Apply what you read:
• a. Answer these questions using the breast reconstruction text.
(i) In photoacoustic imaging, what absorbs the optical energy from the pulsed laser light?
(ii) What two areas has photoacoustic imaging research on breast cancer mainly focused on so far?
(iii) What must come from the surrounding tissues for transplanted fat to survive?
• b. For each statement, say whether it agrees with the breast reconstruction text, and quote the words that decide it.
(i) Photoacoustic imaging needs contrast agents to show blood vessels.
(ii) Transplanted fat carries its own blood supply.
(iii) Because it is noninvasive, photoacoustic imaging makes longitudinal monitoring easier.
• c. Carry on the breast reconstruction text from where it stops.

START Document segment

The variable and unpredictable retention rate associated with AFG is clinically challenging. In breast reconstruction following breast cancer surgery, fat graft retention varies widely among patients, as final volume retention depends on the recipient-site microenvironment (e.g., vascularity/oxygenation), in addition to graft size, technique, and postoperative care. Fat is transplanted without its own blood supply, necessitating revascularization (angiogenesis) from the surrounding tissues for graft survival [5]. Therefore, assessing angiogenesis and vascularity on the reconstructed side is imperative for improving fat graft survival and predicting outcomes.
Photoacoustic imaging (PAI) is a promising novel evaluation modality. In this technique, after irradiating the tissue with pulsed laser light, components such as hemoglobin absorb optical energy and undergo thermoelastic expansion. Detection of the resulting ultrasonic waves, known as photoacoustic signals, enables the reconstruction of high-resolution three-dimensional images, particularly of the vasculature, without requiring contrast agents. In addition, its noninvasive nature facilitates longitudinal monitoring [6].
To date, PAI research in the field of breast cancer has primarily focused on detecting tumor vasculature [6,7] and visualizing blood vessels in free flaps [8]. However, to the best of our knowledge, PAI has not been used for evaluating vascular structures in breasts reconstructed with AFG. This study aimed to use PAI for analyzing vascular structures following total breast reconstruction with AFG, and for exploring the visualization and quantitative assessment of neovascularization.

END Document segment
START Provided material

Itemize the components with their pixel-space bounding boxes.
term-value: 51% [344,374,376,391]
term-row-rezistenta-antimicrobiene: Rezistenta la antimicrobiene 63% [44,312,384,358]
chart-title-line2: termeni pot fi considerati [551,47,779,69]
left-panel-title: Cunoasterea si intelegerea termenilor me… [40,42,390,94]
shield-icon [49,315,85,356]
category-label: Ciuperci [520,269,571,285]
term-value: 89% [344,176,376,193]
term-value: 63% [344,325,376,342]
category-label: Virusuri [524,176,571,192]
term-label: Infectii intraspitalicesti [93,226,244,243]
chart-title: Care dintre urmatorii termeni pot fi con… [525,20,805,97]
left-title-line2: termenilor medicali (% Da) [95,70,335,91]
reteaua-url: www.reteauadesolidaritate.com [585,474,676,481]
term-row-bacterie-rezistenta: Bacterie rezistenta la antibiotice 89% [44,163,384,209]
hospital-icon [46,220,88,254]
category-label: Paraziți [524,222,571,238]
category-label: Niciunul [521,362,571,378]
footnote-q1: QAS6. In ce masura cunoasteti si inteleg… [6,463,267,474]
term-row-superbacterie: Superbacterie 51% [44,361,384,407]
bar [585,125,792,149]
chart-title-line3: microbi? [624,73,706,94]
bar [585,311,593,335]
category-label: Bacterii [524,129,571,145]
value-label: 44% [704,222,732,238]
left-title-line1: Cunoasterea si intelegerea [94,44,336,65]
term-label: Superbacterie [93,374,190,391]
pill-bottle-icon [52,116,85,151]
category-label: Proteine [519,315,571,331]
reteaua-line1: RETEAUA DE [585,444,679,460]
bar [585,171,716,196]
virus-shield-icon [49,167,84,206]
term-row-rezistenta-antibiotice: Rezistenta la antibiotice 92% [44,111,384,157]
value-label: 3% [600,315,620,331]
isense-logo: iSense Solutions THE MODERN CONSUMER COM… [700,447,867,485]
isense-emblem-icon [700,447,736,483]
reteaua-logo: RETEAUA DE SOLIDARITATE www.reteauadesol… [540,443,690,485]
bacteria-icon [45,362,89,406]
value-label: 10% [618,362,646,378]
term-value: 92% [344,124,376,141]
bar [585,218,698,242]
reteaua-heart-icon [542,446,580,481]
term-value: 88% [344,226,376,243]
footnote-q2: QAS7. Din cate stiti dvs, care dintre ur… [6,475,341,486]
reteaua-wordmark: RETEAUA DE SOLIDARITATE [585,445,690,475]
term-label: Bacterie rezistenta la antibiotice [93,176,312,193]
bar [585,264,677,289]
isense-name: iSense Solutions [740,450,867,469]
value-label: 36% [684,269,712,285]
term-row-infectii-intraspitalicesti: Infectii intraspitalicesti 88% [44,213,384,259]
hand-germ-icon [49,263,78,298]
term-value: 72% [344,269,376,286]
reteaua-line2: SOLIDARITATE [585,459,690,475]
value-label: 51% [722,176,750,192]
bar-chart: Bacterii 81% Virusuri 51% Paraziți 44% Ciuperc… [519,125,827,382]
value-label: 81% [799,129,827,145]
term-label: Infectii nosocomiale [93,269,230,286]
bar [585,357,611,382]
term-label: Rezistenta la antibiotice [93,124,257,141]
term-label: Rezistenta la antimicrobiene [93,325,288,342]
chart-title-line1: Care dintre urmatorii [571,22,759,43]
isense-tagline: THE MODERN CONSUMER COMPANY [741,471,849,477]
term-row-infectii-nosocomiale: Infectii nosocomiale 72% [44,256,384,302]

END Provided material

Responses to the exercise:
• a.
(i) Components such as hemoglobin.
(ii) Detecting tumor vasculature and visualizing blood vessels in free flaps.
(iii) Revascularization (angiogenesis).

• b.
(i) No: "without requiring contrast agents"
(ii) No: "Fat is transplanted without its own blood supply"
(iii) Yes: "its noninvasive nature facilitates longitudinal monitoring"

• c.
2. Materials and Methods
This exploratory, retrospective, and cross-sectional study was performed on a small cohort of patients who had undergone total breast reconstruction with AFG for unilateral breast cancer at either the University of Toyama or its affiliated facility, Lala Breast Reconstruction Clinic Yokohama, and were at least three months post-surgery.
As the approved protocol permitted including data from up to six months prior to the approval date, we retrospectively analyzed patients who had undergone PAI between 31 March 2024 and 29 August 2024. PAI was performed at the facility of our research collaborator, Luxonus Inc. (Kawasaki, Japan); therefore, the analyzed dataset consisted of patients from the nearby affiliated clinic.
The inclusion criteria were age 18 years or older and voluntary provision of signed informed consent. The exclusion criteria were (1) pregnancy or breastfeeding, (2) current use of photosensitizing agents, (3) presence of a cardiac pacemaker or implantable cardioverter–defibrillator (ICD), and (4) conditions deemed unsuitable by the attending physician, such as difficulty in communication or inability to maintain the imaging position. Based on these criteria, a total of eight patients were included in the final analysis.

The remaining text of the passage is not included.